* TO BE DONE *
Can you put the lines, from the very first one through the line containing "paragraph: Está situado en la parte más", both included, into a numbered list with any blank lines left out?

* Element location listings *
━━━━━━━━━━━━━━━━

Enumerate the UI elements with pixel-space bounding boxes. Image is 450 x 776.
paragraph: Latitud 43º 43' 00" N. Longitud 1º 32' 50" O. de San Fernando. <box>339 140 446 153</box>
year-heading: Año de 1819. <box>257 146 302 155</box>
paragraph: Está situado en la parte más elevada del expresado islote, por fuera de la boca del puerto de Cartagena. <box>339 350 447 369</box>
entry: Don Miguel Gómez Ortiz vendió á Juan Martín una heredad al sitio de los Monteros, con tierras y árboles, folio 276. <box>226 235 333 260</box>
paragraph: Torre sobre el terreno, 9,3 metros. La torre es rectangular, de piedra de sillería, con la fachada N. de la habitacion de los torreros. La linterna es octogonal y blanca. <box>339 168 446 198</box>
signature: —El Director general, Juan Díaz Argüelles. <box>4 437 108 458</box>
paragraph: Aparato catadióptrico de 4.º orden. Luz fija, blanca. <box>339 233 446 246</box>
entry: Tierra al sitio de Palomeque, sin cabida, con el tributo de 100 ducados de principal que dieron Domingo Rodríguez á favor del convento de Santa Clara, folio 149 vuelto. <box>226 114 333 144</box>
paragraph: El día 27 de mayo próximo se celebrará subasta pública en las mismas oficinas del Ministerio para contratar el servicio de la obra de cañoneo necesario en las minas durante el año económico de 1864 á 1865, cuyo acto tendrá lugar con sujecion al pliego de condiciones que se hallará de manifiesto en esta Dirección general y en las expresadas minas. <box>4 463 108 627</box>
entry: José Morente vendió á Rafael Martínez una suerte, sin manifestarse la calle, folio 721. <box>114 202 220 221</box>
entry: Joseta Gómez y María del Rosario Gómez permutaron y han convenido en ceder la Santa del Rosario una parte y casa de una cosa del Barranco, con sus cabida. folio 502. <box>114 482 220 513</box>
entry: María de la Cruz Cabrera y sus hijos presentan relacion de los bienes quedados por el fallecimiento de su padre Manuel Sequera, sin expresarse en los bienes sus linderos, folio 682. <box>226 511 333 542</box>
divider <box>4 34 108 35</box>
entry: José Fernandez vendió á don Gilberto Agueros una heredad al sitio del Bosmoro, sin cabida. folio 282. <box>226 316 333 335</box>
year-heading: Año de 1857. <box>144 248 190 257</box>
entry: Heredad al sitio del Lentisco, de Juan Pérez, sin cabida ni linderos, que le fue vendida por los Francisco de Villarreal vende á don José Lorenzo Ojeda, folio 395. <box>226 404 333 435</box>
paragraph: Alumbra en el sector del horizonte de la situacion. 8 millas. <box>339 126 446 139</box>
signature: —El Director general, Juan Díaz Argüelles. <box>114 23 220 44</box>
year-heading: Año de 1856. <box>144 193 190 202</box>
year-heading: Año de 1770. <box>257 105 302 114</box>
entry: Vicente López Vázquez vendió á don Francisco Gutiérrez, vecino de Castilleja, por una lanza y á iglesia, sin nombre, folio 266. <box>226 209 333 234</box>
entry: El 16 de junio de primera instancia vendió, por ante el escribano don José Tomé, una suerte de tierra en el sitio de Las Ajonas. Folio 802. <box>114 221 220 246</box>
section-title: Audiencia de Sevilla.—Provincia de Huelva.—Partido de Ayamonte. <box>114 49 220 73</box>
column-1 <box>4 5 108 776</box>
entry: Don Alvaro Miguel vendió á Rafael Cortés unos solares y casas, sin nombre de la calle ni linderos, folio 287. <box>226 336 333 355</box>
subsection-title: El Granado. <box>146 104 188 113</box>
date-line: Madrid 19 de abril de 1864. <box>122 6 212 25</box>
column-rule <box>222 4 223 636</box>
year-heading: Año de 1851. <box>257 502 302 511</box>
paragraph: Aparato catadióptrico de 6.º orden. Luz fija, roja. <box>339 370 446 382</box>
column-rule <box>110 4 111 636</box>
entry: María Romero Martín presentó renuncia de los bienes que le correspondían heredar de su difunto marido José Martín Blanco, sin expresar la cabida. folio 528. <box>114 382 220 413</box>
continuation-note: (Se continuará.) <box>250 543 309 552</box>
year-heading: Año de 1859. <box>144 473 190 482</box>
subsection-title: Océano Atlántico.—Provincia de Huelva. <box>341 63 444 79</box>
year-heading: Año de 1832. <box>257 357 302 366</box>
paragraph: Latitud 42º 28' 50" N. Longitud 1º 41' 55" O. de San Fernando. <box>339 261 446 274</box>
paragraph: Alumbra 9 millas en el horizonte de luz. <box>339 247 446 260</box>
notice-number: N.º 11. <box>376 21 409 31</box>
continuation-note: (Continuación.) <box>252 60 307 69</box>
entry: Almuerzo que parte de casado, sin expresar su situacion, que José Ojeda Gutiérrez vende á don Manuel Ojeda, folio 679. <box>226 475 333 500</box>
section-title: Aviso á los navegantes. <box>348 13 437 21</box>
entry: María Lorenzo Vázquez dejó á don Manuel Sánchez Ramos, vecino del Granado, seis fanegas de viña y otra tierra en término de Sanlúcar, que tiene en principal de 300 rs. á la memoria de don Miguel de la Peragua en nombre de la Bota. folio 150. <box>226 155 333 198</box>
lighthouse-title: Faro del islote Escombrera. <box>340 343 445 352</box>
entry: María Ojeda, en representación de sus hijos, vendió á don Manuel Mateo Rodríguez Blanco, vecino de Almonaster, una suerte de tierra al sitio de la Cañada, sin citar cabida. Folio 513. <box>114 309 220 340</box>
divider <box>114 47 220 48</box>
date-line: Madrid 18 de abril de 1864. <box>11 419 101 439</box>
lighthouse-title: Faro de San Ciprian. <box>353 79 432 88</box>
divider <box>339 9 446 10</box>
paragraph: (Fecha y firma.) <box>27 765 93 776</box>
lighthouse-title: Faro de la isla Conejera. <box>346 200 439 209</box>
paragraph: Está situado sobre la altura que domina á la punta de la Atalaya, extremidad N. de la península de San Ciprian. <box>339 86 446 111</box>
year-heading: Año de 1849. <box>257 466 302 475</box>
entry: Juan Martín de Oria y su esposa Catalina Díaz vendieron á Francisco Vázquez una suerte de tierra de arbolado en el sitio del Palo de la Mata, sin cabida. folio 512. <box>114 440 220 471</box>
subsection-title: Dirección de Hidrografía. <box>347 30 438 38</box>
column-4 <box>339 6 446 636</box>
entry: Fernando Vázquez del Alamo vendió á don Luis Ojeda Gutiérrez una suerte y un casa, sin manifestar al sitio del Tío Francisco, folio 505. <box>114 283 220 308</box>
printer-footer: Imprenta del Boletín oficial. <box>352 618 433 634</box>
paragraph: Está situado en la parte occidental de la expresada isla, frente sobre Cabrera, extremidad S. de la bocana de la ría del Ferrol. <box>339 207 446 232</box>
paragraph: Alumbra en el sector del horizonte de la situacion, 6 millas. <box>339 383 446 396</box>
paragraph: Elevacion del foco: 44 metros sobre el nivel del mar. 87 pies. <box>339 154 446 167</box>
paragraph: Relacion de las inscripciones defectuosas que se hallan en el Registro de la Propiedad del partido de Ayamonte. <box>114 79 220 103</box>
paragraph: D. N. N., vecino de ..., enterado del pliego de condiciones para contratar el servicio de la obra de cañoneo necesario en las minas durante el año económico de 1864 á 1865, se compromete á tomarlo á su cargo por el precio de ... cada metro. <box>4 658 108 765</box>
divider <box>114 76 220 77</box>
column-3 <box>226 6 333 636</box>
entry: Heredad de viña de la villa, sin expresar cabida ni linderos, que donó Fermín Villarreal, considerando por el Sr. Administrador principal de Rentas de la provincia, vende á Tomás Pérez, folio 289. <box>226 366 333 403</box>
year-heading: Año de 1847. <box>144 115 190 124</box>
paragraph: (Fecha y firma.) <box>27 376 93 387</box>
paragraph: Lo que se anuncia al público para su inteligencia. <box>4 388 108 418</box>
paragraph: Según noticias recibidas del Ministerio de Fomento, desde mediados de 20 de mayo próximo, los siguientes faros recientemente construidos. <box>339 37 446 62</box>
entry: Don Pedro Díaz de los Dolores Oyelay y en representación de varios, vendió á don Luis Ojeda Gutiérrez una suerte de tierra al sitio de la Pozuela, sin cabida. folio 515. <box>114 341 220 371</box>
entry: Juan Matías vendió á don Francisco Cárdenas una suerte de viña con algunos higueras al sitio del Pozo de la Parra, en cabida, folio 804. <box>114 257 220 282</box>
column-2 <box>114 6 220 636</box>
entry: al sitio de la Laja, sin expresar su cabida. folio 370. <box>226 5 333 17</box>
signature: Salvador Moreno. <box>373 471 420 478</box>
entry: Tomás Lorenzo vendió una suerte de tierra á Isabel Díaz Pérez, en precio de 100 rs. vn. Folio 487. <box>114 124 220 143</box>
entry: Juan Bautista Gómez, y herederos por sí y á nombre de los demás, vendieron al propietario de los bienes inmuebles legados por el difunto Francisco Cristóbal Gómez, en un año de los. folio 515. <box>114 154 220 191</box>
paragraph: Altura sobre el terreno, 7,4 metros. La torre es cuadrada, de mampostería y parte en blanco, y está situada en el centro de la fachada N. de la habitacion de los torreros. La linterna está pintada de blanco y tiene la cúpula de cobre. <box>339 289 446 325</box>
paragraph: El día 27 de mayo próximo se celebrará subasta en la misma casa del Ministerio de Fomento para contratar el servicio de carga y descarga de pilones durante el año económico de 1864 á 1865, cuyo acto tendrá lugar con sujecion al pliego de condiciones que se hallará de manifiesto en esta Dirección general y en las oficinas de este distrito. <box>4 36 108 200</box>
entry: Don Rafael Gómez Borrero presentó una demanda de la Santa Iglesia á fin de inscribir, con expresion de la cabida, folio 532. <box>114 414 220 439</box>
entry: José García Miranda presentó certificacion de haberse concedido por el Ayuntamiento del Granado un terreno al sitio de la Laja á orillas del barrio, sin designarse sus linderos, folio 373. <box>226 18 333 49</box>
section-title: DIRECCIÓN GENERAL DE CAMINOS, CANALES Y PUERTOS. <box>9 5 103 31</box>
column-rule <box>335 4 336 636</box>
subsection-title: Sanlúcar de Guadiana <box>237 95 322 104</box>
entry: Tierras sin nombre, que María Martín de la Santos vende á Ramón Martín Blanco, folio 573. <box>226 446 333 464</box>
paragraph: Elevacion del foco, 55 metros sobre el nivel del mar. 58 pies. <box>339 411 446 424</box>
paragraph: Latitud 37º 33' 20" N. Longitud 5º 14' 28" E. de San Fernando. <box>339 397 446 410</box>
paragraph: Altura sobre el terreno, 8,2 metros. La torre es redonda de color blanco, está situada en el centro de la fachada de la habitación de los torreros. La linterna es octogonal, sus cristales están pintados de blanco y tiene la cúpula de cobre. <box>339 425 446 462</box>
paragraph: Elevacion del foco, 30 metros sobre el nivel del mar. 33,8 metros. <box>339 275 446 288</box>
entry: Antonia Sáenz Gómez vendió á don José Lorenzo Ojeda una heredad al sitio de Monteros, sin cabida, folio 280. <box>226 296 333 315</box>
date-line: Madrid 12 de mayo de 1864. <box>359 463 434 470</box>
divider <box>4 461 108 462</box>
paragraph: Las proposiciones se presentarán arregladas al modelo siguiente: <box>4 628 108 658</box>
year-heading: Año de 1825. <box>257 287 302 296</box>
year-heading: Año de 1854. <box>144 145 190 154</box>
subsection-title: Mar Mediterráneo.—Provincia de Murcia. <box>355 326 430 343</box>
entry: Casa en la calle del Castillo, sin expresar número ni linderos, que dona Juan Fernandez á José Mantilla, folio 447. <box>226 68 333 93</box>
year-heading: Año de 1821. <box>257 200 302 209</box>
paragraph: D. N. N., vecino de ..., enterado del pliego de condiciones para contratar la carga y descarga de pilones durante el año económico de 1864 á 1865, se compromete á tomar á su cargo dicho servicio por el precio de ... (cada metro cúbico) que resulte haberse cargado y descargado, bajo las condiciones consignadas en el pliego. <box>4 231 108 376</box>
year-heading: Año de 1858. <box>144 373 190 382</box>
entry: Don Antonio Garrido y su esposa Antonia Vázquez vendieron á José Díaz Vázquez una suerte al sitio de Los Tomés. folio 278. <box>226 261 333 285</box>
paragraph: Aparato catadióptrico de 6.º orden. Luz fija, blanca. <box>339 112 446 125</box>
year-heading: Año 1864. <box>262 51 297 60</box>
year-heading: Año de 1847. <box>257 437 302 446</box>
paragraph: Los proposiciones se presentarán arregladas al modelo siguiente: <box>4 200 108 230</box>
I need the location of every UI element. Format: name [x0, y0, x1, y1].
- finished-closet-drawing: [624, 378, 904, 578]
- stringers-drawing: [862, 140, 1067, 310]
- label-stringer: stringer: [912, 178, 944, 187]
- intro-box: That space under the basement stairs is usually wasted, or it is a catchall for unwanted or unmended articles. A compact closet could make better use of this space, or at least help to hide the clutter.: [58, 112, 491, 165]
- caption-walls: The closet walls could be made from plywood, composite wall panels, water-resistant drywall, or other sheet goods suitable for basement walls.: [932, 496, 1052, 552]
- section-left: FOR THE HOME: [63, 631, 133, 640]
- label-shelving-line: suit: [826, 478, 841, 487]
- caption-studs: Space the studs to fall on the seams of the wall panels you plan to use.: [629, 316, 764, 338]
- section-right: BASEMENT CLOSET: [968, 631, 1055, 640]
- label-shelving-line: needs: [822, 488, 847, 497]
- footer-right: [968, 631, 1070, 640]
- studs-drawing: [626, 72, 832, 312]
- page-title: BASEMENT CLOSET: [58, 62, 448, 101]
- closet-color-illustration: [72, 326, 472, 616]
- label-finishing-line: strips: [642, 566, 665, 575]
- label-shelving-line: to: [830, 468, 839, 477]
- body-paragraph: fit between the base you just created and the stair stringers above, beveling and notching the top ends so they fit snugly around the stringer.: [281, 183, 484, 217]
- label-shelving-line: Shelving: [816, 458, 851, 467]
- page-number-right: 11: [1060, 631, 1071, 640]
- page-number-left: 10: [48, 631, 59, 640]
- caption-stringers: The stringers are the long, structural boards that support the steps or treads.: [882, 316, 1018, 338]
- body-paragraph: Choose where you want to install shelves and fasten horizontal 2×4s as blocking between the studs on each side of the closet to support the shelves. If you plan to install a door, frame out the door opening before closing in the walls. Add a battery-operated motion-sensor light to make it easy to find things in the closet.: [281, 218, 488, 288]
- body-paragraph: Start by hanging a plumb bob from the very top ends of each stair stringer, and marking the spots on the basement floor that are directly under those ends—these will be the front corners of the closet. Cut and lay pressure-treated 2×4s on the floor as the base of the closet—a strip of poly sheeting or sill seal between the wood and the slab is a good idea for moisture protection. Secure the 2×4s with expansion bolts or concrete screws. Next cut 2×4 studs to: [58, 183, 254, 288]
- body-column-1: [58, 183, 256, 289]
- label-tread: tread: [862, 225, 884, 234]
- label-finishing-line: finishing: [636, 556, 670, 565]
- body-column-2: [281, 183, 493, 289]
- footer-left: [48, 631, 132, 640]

━━━━━━━━━━━━━━━━

* WRITTEN RESPONSE *
1. Enumerate the UI elements with pixel-space bounding boxes. Image is 450 x 776.
2. paragraph: Latitud 43º 43' 00" N. Longitud 1º 32' 50" O. de San Fernando. <box>339 140 446 153</box>
3. year-heading: Año de 1819. <box>257 146 302 155</box>
4. paragraph: Está situado en la parte más elevada del expresado islote, por fuera de la boca del puerto de Cartagena. <box>339 350 447 369</box>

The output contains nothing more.